Work to do: Write every line of the material out exactly as shown.

Data listing:
★ ★ ★ ★ ★

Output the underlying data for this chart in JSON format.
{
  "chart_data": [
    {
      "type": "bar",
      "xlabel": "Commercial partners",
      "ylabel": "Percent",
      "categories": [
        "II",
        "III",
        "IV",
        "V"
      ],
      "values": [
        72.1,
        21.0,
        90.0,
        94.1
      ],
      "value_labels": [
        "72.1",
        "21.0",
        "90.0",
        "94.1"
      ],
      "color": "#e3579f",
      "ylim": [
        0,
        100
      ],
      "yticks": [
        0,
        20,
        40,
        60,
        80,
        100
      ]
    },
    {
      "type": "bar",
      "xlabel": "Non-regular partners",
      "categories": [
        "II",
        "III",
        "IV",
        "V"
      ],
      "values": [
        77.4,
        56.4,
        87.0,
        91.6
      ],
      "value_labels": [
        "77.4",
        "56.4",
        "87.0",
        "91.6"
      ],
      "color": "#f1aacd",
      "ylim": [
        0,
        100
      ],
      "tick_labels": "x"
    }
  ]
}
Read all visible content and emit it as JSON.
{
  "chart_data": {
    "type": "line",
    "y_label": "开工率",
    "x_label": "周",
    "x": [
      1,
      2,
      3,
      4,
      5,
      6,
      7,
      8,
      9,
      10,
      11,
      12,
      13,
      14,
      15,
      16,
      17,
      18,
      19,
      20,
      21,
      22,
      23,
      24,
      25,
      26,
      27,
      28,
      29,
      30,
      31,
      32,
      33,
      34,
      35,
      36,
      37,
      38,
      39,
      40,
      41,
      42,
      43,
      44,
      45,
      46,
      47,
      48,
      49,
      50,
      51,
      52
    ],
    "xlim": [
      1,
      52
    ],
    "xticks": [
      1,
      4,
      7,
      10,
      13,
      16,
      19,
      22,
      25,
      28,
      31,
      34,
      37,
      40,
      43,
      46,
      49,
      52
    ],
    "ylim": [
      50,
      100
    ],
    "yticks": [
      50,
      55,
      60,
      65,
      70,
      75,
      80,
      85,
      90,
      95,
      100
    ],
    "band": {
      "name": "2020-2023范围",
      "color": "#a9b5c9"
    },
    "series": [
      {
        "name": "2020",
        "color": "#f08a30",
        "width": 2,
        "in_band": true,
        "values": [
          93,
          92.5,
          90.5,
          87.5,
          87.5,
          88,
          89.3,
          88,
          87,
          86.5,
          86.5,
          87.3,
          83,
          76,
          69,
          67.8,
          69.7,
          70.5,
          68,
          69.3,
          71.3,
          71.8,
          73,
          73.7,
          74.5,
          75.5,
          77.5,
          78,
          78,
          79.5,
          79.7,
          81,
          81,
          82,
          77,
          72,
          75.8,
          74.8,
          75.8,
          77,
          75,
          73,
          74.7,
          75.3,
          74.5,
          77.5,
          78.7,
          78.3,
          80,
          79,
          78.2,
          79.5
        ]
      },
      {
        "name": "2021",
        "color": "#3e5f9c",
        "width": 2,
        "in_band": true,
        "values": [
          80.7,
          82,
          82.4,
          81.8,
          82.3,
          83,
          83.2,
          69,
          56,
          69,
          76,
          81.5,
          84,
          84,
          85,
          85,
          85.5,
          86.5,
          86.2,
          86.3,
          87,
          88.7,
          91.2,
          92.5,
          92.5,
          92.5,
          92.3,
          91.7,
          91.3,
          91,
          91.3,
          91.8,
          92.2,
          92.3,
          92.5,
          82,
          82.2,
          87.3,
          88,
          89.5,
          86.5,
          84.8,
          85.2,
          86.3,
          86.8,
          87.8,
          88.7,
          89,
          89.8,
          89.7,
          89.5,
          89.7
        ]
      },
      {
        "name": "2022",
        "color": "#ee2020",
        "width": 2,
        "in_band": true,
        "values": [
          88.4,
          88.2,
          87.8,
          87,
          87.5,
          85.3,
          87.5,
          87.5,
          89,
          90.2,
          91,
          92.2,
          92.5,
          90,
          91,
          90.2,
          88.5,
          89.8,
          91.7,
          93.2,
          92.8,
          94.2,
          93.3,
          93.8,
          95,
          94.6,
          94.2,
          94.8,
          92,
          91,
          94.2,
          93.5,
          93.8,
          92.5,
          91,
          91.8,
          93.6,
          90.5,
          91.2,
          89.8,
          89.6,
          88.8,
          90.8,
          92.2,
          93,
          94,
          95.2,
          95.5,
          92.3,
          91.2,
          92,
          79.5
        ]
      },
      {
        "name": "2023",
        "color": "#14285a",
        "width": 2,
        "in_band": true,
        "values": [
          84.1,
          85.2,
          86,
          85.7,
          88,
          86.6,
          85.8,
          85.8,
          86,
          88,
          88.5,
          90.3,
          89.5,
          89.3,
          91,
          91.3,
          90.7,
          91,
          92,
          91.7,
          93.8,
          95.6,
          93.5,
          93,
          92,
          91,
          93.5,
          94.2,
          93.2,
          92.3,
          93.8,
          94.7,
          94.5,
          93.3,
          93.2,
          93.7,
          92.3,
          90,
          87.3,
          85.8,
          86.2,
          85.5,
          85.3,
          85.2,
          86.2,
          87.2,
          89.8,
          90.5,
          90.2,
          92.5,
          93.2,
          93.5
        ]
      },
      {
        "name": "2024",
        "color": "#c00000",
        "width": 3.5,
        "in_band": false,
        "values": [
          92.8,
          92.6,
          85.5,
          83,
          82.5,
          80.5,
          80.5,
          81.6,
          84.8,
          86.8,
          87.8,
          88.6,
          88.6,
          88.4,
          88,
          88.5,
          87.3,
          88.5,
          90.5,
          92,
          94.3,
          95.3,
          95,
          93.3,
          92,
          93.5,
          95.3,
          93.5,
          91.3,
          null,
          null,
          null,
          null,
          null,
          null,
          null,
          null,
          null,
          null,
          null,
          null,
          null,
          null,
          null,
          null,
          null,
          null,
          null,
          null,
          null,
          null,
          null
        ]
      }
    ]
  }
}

★ ★ ★ ★ ★

Full output:
Output the underlying data for this chart in JSON format.
{
  "chart_data": [
    {
      "type": "bar",
      "xlabel": "Commercial partners",
      "ylabel": "Percent",
      "categories": [
        "II",
        "III",
        "IV",
        "V"
      ],
      "values": [
        72.1,
        21.0,
        90.0,
        94.1
      ],
      "value_labels": [
        "72.1",
        "21.0",
        "90.0",
        "94.1"
      ],
      "color": "#e3579f",
      "ylim": [
        0,
        100
      ],
      "yticks": [
        0,
        20,
        40,
        60,
        80,
        100
      ]
    },
    {
      "type": "bar",
      "xlabel": "Non-regular partners",
      "categories": [
        "II",
        "III",
        "IV",
        "V"
      ],
      "values": [
        77.4,
        56.4,
        87.0,
        91.6
      ],
      "value_labels": [
        "77.4",
        "56.4",
        "87.0",
        "91.6"
      ],
      "color": "#f1aacd",
      "ylim": [
        0,
        100
      ],
      "tick_labels": "x"
    }
  ]
}
Read all visible content and emit it as JSON.
{
  "chart_data": {
    "type": "line",
    "y_label": "开工率",
    "x_label": "周",
    "x": [
      1,
      2,
      3,
      4,
      5,
      6,
      7,
      8,
      9,
      10,
      11,
      12,
      13,
      14,
      15,
      16,
      17,
      18,
      19,
      20,
      21,
      22,
      23,
      24,
      25,
      26,
      27,
      28,
      29,
      30,
      31,
      32,
      33,
      34,
      35,
      36,
      37,
      38,
      39,
      40,
      41,
      42,
      43,
      44,
      45,
      46,
      47,
      48,
      49,
      50,
      51,
      52
    ],
    "xlim": [
      1,
      52
    ],
    "xticks": [
      1,
      4,
      7,
      10,
      13,
      16,
      19,
      22,
      25,
      28,
      31,
      34,
      37,
      40,
      43,
      46,
      49,
      52
    ],
    "ylim": [
      50,
      100
    ],
    "yticks": [
      50,
      55,
      60,
      65,
      70,
      75,
      80,
      85,
      90,
      95,
      100
    ],
    "band": {
      "name": "2020-2023范围",
      "color": "#a9b5c9"
    },
    "series": [
      {
        "name": "2020",
        "color": "#f08a30",
        "width": 2,
        "in_band": true,
        "values": [
          93,
          92.5,
          90.5,
          87.5,
          87.5,
          88,
          89.3,
          88,
          87,
          86.5,
          86.5,
          87.3,
          83,
          76,
          69,
          67.8,
          69.7,
          70.5,
          68,
          69.3,
          71.3,
          71.8,
          73,
          73.7,
          74.5,
          75.5,
          77.5,
          78,
          78,
          79.5,
          79.7,
          81,
          81,
          82,
          77,
          72,
          75.8,
          74.8,
          75.8,
          77,
          75,
          73,
          74.7,
          75.3,
          74.5,
          77.5,
          78.7,
          78.3,
          80,
          79,
          78.2,
          79.5
        ]
      },
      {
        "name": "2021",
        "color": "#3e5f9c",
        "width": 2,
        "in_band": true,
        "values": [
          80.7,
          82,
          82.4,
          81.8,
          82.3,
          83,
          83.2,
          69,
          56,
          69,
          76,
          81.5,
          84,
          84,
          85,
          85,
          85.5,
          86.5,
          86.2,
          86.3,
          87,
          88.7,
          91.2,
          92.5,
          92.5,
          92.5,
          92.3,
          91.7,
          91.3,
          91,
          91.3,
          91.8,
          92.2,
          92.3,
          92.5,
          82,
          82.2,
          87.3,
          88,
          89.5,
          86.5,
          84.8,
          85.2,
          86.3,
          86.8,
          87.8,
          88.7,
          89,
          89.8,
          89.7,
          89.5,
          89.7
        ]
      },
      {
        "name": "2022",
        "color": "#ee2020",
        "width": 2,
        "in_band": true,
        "values": [
          88.4,
          88.2,
          87.8,
          87,
          87.5,
          85.3,
          87.5,
          87.5,
          89,
          90.2,
          91,
          92.2,
          92.5,
          90,
          91,
          90.2,
          88.5,
          89.8,
          91.7,
          93.2,
          92.8,
          94.2,
          93.3,
          93.8,
          95,
          94.6,
          94.2,
          94.8,
          92,
          91,
          94.2,
          93.5,
          93.8,
          92.5,
          91,
          91.8,
          93.6,
          90.5,
          91.2,
          89.8,
          89.6,
          88.8,
          90.8,
          92.2,
          93,
          94,
          95.2,
          95.5,
          92.3,
          91.2,
          92,
          79.5
        ]
      },
      {
        "name": "2023",
        "color": "#14285a",
        "width": 2,
        "in_band": true,
        "values": [
          84.1,
          85.2,
          86,
          85.7,
          88,
          86.6,
          85.8,
          85.8,
          86,
          88,
          88.5,
          90.3,
          89.5,
          89.3,
          91,
          91.3,
          90.7,
          91,
          92,
          91.7,
          93.8,
          95.6,
          93.5,
          93,
          92,
          91,
          93.5,
          94.2,
          93.2,
          92.3,
          93.8,
          94.7,
          94.5,
          93.3,
          93.2,
          93.7,
          92.3,
          90,
          87.3,
          85.8,
          86.2,
          85.5,
          85.3,
          85.2,
          86.2,
          87.2,
          89.8,
          90.5,
          90.2,
          92.5,
          93.2,
          93.5
        ]
      },
      {
        "name": "2024",
        "color": "#c00000",
        "width": 3.5,
        "in_band": false,
        "values": [
          92.8,
          92.6,
          85.5,
          83,
          82.5,
          80.5,
          80.5,
          81.6,
          84.8,
          86.8,
          87.8,
          88.6,
          88.6,
          88.4,
          88,
          88.5,
          87.3,
          88.5,
          90.5,
          92,
          94.3,
          95.3,
          95,
          93.3,
          92,
          93.5,
          95.3,
          93.5,
          91.3,
          null,
          null,
          null,
          null,
          null,
          null,
          null,
          null,
          null,
          null,
          null,
          null,
          null,
          null,
          null,
          null,
          null,
          null,
          null,
          null,
          null,
          null,
          null
        ]
      }
    ]
  }
}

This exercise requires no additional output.